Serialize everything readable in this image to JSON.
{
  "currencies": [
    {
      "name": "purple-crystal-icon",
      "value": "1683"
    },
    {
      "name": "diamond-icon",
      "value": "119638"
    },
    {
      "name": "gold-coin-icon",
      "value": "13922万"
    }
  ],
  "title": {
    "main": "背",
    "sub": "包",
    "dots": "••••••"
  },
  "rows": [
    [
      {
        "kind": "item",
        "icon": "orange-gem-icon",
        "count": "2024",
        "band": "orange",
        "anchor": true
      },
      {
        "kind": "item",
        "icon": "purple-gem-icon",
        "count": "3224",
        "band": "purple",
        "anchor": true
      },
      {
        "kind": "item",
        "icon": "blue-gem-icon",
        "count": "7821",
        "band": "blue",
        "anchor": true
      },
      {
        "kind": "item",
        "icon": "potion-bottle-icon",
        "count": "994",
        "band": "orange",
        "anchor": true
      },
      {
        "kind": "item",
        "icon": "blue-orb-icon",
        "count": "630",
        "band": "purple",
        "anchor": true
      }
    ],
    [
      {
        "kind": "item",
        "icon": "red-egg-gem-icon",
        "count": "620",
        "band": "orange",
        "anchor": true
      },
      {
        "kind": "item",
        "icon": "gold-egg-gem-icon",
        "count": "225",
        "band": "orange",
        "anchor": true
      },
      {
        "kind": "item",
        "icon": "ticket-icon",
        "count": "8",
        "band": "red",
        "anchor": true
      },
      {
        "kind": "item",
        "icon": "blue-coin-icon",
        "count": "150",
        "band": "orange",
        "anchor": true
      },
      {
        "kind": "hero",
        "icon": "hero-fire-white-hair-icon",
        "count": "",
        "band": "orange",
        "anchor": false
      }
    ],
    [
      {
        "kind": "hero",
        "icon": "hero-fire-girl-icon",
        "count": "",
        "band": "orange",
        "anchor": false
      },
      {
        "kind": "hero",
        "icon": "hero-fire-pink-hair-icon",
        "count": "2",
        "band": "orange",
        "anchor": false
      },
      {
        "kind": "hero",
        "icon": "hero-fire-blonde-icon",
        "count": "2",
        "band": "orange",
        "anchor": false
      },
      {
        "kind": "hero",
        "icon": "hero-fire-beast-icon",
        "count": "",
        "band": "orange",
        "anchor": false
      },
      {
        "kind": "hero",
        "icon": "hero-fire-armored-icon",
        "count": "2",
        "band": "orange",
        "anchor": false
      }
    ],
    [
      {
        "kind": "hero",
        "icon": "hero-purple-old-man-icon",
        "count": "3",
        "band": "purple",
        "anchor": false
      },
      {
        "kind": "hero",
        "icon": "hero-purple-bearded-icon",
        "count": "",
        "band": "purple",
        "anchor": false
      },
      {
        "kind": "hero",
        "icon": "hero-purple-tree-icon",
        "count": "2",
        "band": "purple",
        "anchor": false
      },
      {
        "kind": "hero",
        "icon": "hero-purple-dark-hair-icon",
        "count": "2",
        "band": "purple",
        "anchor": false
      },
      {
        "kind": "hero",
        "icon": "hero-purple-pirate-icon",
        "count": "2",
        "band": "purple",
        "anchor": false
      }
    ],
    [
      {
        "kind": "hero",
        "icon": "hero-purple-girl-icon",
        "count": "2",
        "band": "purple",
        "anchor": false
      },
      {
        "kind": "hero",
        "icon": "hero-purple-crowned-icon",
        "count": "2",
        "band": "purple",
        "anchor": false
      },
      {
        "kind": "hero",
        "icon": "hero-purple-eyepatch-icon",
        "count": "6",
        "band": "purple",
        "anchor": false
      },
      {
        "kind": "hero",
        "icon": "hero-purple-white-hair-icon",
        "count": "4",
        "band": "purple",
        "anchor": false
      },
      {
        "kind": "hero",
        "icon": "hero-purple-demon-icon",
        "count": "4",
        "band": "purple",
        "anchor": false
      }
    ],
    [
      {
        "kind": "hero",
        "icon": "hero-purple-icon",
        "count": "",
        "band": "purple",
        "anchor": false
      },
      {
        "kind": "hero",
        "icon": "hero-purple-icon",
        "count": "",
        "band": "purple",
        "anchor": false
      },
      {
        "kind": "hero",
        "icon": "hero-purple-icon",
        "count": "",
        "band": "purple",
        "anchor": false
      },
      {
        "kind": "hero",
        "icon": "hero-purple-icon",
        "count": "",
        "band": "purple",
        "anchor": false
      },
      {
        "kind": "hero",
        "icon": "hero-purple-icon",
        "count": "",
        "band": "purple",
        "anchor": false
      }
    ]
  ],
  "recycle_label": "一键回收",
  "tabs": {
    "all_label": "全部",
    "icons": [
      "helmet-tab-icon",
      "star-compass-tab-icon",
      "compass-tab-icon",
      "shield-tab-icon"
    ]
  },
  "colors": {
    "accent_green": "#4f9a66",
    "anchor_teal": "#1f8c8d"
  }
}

★ ★ ★ ★

__Written exercise__. Report all lines of the material that contain the word "value".

__Reply__.
      "value": "1683"
      "value": "119638"
      "value": "13922万"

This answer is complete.